> _Task objective_
Locate each line with the string "Moderately" in the listing below and copy it.

> _Data shown_
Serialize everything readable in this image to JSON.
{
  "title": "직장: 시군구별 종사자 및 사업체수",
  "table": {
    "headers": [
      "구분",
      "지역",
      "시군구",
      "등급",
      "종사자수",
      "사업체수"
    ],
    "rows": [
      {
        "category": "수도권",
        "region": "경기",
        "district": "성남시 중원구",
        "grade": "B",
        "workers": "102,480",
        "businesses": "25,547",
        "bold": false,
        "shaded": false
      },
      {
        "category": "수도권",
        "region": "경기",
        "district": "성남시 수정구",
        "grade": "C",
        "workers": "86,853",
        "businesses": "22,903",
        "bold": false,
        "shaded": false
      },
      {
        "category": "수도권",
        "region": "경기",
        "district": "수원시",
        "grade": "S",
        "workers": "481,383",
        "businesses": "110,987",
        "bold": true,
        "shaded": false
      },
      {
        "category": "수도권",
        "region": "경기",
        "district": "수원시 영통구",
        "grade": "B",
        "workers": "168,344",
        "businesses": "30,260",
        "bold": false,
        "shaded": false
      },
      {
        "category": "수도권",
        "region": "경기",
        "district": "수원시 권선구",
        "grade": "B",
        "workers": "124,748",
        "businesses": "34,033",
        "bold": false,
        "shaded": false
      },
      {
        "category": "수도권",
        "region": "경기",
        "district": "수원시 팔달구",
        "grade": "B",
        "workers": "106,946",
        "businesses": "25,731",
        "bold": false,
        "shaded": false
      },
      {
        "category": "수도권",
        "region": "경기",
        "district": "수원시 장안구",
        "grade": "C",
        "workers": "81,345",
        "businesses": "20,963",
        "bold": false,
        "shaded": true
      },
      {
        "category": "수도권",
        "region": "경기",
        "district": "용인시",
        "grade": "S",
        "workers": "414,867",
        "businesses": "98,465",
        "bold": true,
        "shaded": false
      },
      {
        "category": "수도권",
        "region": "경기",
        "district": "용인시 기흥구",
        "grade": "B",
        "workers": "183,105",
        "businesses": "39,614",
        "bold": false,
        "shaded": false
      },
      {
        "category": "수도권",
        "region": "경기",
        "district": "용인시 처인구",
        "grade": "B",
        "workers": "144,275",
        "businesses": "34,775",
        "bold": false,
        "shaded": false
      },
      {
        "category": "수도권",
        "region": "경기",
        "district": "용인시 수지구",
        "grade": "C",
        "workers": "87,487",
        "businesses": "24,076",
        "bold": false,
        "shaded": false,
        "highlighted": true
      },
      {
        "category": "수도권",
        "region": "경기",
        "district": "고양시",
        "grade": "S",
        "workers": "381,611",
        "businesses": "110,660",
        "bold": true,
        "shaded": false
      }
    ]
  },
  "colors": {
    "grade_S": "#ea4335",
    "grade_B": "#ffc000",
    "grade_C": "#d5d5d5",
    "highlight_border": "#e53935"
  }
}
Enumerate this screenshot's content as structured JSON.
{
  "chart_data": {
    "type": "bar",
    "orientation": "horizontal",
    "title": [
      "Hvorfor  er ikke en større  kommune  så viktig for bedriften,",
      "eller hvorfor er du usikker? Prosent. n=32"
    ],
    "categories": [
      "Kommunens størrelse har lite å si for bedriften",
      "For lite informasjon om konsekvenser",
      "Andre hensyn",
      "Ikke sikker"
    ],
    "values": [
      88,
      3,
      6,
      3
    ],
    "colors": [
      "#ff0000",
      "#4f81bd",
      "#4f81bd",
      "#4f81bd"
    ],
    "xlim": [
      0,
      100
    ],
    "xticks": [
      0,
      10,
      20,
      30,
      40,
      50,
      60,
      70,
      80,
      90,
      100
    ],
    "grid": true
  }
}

==

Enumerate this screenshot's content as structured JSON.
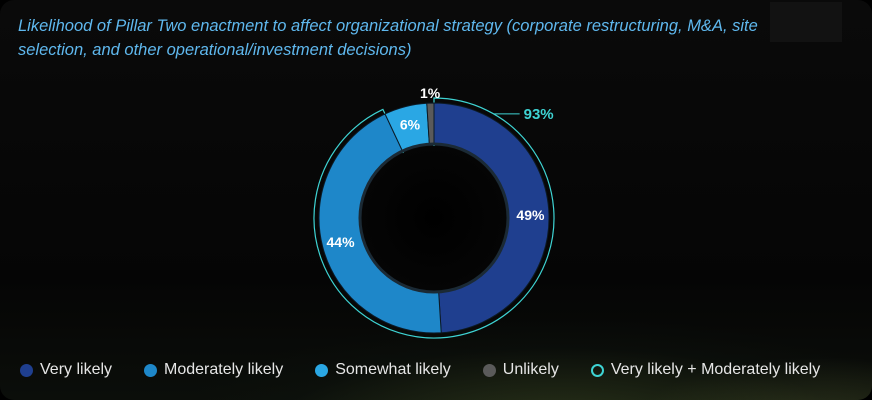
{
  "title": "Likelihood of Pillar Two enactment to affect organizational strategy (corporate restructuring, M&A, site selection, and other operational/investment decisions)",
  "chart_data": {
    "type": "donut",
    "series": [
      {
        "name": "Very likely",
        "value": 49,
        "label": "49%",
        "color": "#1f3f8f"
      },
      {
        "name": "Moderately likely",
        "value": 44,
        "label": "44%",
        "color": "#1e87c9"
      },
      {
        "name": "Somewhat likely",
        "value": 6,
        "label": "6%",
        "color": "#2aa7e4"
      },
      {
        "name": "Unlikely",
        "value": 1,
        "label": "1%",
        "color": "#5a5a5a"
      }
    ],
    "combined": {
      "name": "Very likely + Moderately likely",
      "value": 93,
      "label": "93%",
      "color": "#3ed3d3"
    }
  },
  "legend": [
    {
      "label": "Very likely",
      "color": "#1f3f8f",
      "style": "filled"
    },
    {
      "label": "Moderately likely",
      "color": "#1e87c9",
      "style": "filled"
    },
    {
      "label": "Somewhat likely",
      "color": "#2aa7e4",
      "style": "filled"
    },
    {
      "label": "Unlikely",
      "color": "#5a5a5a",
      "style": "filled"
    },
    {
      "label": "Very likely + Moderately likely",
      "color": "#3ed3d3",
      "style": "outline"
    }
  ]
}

> _The answer_
        "name": "Moderately likely",
      "name": "Very likely + Moderately likely",
      "label": "Moderately likely",
      "label": "Very likely + Moderately likely",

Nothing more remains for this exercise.